# [SELECTED EXCERPT]
--- Start ---

Roundtables          (EN)

Special Issue comes as a response to a number of contemporary artistic practices. In order to feed this relation by which practice defines its own frames of presentation, ontributing artists and instigators of the project are invited to gather for round table talks on April, Saturday 30th and May, Sunday 1st 2011. Anyone interested in listening to these talks is welcome.

These round tables (in English) aim at opening the discussion on the stakes of the project, its limits, its contradictions and it potential use. We propose three topics for each session, so that smaller group conversations can be more focused. After one hour, all participants gathers to share their reflection.

Saturday, April 30th, 11 am - 1 pm
"Production of discourse in performance set-ups
"

1. Conception of discursive set-ups
Moderation: Mårten Spångberg
What do we need to train or practice to be able to contribute to a performed magazine? Should the contributions be sections that reappear with each # for an adequate technique to develop within each set-up? Or should the contributors always be invited to contribute new sections based on the knowledge to acquired through their participation. Can such a publication provide an alternative to academic artistic research and art schools? Could it be a form of artistic research in art schools?

2. Performance of discursive set-ups
Moderation: Krõõt Juurak
To which extent does the live activity of discourse production differ from the distribution of a pre-set discourse? Limits of improvisation: on the one hand, the repetition of a pre-existing discourse is also a re-contextualisation and thus a form of production; on the other hand, discourse production is the reformulation of pre-set patterns (in terms of collective organisation of discourse, or argumentary chains).

3. Listening rather than reading; forms of participation in discourse production
Moderation: Louise Höjer
On what grounds can we analyse these various set-ups? What do we get, what do we understand when witnessing the live activity of a thought being produced rather than handling its product afterwards? What effect does the presence of the listener have on what is being produced?


Sunday, May 1st, 12 am - 2 pm
"Possible uses of a performed publication
"

1. Technique, virtuosity (a space for practice?)

--- End ---

# [INFORMATION PROVIDED]
--- Start ---

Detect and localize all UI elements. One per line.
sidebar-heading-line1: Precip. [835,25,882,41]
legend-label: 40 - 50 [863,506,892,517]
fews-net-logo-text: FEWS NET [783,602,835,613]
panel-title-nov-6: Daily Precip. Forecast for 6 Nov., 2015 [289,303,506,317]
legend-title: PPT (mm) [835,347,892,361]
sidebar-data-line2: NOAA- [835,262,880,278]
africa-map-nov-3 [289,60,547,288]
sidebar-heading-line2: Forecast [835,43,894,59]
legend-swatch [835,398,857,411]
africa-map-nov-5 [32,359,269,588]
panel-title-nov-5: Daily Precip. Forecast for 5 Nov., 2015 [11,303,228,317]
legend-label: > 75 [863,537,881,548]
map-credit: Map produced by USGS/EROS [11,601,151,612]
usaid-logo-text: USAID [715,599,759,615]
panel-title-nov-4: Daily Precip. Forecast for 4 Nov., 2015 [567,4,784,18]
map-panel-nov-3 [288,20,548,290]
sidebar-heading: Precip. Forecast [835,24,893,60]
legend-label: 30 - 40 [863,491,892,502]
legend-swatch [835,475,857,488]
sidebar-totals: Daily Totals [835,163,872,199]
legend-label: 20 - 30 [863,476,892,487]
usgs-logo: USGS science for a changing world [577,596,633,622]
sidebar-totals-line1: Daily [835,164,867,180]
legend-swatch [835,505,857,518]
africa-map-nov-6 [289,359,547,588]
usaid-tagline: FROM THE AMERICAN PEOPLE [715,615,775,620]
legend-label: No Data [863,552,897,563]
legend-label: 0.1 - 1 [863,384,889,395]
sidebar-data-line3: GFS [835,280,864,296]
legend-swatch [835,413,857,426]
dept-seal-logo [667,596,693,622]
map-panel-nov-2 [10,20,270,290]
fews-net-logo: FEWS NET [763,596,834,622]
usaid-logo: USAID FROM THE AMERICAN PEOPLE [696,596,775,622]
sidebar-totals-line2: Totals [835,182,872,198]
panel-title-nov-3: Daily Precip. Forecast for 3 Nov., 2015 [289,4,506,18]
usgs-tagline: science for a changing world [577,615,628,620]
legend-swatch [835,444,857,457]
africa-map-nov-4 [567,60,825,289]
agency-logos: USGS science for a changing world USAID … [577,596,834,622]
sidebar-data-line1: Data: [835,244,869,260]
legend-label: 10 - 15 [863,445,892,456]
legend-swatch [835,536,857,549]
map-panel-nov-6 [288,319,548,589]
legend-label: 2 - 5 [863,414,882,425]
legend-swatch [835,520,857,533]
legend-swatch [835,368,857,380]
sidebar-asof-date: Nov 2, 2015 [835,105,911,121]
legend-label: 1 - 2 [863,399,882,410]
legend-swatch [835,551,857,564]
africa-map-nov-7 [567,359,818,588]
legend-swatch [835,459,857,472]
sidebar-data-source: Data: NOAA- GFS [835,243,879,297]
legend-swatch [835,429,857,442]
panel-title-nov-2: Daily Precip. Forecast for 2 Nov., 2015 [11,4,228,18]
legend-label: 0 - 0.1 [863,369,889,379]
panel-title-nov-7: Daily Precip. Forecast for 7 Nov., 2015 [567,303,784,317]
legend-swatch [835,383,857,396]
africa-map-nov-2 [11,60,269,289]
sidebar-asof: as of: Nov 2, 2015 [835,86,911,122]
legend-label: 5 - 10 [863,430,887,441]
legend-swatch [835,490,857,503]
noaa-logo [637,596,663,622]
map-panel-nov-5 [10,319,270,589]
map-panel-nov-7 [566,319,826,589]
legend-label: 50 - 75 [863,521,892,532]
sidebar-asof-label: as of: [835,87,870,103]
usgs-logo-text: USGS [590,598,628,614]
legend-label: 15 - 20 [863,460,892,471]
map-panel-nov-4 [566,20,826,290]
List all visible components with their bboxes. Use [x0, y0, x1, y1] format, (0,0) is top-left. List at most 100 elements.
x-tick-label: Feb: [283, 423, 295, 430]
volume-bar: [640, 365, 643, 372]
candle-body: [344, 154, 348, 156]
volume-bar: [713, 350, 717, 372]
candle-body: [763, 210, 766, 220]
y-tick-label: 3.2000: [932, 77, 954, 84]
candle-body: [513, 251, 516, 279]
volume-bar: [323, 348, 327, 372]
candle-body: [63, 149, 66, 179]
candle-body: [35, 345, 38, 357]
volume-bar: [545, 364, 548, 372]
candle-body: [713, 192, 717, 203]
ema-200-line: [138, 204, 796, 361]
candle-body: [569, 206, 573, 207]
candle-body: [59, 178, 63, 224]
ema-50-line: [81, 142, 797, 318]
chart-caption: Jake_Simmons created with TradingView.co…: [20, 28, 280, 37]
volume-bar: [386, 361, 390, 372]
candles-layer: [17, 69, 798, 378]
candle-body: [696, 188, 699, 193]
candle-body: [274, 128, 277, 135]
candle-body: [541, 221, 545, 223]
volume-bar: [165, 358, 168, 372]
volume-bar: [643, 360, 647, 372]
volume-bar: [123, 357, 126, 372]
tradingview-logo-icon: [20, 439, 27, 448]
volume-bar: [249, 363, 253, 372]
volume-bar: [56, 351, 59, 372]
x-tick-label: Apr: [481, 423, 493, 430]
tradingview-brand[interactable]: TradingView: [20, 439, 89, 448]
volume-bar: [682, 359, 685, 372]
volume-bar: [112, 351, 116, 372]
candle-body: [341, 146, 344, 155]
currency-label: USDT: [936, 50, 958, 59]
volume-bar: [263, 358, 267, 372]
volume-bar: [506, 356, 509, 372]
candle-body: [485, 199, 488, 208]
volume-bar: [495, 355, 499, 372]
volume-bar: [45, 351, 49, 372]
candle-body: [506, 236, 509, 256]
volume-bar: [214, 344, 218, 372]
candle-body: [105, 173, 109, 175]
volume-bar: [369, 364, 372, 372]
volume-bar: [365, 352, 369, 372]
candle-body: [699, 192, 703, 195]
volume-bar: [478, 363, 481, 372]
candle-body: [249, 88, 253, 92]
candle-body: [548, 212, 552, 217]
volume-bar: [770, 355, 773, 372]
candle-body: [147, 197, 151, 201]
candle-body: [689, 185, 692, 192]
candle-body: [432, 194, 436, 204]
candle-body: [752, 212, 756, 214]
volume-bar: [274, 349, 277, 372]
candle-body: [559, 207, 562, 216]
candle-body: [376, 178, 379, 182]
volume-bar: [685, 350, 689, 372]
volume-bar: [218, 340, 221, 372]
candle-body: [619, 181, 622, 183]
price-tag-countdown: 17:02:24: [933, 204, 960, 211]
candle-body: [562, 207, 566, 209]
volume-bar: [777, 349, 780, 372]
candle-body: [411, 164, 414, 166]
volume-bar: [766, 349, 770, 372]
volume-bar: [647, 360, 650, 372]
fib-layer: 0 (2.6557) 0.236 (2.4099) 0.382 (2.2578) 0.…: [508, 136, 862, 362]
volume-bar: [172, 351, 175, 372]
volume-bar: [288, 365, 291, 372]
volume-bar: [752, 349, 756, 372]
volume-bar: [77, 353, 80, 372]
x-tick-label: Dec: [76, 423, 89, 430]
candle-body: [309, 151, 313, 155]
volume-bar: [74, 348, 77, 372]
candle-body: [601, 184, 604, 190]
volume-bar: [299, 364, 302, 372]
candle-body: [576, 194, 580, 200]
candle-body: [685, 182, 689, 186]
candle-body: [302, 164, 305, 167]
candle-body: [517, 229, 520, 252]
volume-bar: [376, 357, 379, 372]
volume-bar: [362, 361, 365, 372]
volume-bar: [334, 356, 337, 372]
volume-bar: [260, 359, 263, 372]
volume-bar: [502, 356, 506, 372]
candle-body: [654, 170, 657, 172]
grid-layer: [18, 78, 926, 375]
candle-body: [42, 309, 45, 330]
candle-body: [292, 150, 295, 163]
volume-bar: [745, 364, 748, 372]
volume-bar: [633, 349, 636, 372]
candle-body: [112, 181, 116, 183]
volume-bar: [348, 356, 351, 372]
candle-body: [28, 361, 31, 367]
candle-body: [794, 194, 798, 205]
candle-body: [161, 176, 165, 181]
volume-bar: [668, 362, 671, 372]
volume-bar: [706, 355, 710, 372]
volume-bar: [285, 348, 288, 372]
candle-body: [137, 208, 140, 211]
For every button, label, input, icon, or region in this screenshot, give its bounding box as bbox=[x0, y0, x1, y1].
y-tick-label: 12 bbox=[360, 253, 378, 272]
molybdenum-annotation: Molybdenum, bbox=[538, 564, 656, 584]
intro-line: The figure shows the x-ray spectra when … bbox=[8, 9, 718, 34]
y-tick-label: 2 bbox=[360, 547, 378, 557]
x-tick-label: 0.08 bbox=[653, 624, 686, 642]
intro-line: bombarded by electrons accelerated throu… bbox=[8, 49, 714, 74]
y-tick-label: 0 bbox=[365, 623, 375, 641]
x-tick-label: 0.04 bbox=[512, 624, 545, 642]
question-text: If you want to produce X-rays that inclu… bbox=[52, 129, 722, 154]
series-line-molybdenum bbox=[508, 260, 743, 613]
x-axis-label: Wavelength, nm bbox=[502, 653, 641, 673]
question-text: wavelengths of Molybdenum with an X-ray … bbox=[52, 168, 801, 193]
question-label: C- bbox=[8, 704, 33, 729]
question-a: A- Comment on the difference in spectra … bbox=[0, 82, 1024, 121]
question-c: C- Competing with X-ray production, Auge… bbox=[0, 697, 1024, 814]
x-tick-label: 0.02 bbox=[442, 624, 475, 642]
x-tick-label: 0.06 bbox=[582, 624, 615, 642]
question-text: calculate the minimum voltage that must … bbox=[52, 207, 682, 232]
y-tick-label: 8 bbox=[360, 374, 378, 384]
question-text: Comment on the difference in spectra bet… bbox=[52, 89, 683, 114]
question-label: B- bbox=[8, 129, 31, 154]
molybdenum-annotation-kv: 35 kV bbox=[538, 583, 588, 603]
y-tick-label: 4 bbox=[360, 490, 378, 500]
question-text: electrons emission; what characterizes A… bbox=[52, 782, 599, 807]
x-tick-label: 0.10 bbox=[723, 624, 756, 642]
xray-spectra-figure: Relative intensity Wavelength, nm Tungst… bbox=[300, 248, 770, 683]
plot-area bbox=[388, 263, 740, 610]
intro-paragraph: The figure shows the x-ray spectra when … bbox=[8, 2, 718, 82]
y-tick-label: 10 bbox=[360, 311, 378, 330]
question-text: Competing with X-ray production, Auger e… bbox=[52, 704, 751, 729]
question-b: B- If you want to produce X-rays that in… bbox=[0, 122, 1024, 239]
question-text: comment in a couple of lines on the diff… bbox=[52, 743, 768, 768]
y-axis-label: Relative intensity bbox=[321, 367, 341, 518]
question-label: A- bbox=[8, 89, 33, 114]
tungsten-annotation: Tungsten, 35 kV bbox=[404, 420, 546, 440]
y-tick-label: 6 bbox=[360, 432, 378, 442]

--- End ---

# [SHORT EXERCISE]
Rewrite the roundtable program from "2. Performance of" to "or argumentary chains).", putting "spontaneity" wherever "improvisation" appears. The entries are separate material, unconnected to the roundtable program.

# [FULL ANSWER]
2. Performance of discursive set-ups
Moderation: Krõõt Juurak
To which extent does the live activity of discourse production differ from the distribution of a pre-set discourse? Limits of spontaneity: on the one hand, the repetition of a pre-existing discourse is also a re-contextualisation and thus a form of production; on the other hand, discourse production is the reformulation of pre-set patterns (in terms of collective organisation of discourse, or argumentary chains).